> Task instructions:
**A)** Answer these questions about the interview, one per line, marking each answer (i), (ii), (iii) to match:
(i) What did the actor once work as professionally?
(ii) What show inspired the actor's wish to act?
(iii) Who went with the actor on the first-grade trip to the Empire State Building?
**B)** Does each statement below agree with the interview? Answer yes or no for each, marking it (i), (ii), (iii), and quote the words of the interview that decide it.
(i) The actor has been married for 10 years.
(ii) The actor's chief aim is to land one big break.
(iii) The actor tells clients to keep their own feelings away from the character.
**C)** Reproduce the passage of the interview between "John, before we" and "going home again.)", inclusive.

> Text block:
+--

John, before we move on to more of these sorts of questions, can you take some time to bring our readers up to speed on you and what you do?
I am a versatile character actor who works in TV, theatre, and voice-over. I was once a professional puppeteer and now live with my husband of 10 years with our giant chihuahua in New York City.
The only things I have ever truly wanted to be were an actor and a New Yorker. The former was inspired by a grammar school trip to see a dazzling local high school production of the musical Mame. The latter was due to a first-grade excursion to the Empire State Building with my mother. (After eating my way across town from pretzel cart to hot dog vendor, I knew there was no going home again.)
As an audition coach, I tell my clients to let their characters take responsibility for their feelings — advice I also give to myself. Give your frustrations with the audition process, your anxieties about memorizing, in fact all your problems to the character and let them deal with it in the scene. In other words, give yourself a break and put it into your work.
I have found that keys to “success” (whatever that means) in this business is persistence, and an honest open breath. And persistence. Also, persistence.
Is there mission driving your creative journey?
This may sound silly or obvious, but my goal is to keep going. Yes, I want that Guest Star role. Of course, I want more auditions and I’m counting callbacks. And I am definitely hoping for that one big huge break that will change my life forever. But what I really want is to get up each day and begin again. At the end of the day there is only myself and the people around me. I get to know both better each day.

+--

> Data block:
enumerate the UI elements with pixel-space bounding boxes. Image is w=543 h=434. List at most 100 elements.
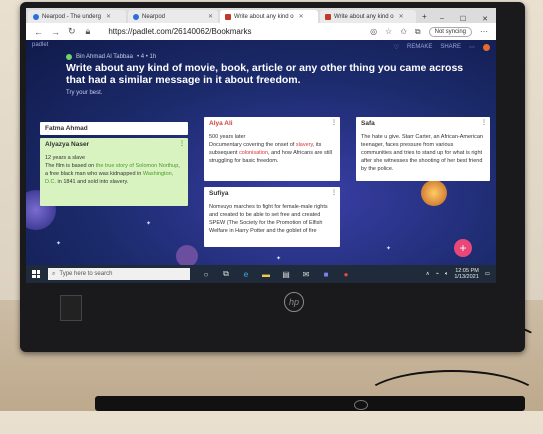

+--

> Task responses:
**A)**
(i) A professional puppeteer.
(ii) A local high school production of the musical Mame.
(iii) The actor's mother.

**B)**
(i) Yes: "now live with my husband of 10 years"
(ii) No: "But what I really want is to get up each day and begin again."
(iii) No: "I tell my clients to let their characters take responsibility for their feelings"

**C)**
John, before we move on to more of these sorts of questions, can you take some time to bring our readers up to speed on you and what you do?
I am a versatile character actor who works in TV, theatre, and voice-over. I was once a professional puppeteer and now live with my husband of 10 years with our giant chihuahua in New York City.
The only things I have ever truly wanted to be were an actor and a New Yorker. The former was inspired by a grammar school trip to see a dazzling local high school production of the musical Mame. The latter was due to a first-grade excursion to the Empire State Building with my mother. (After eating my way across town from pretzel cart to hot dog vendor, I knew there was no going home again.)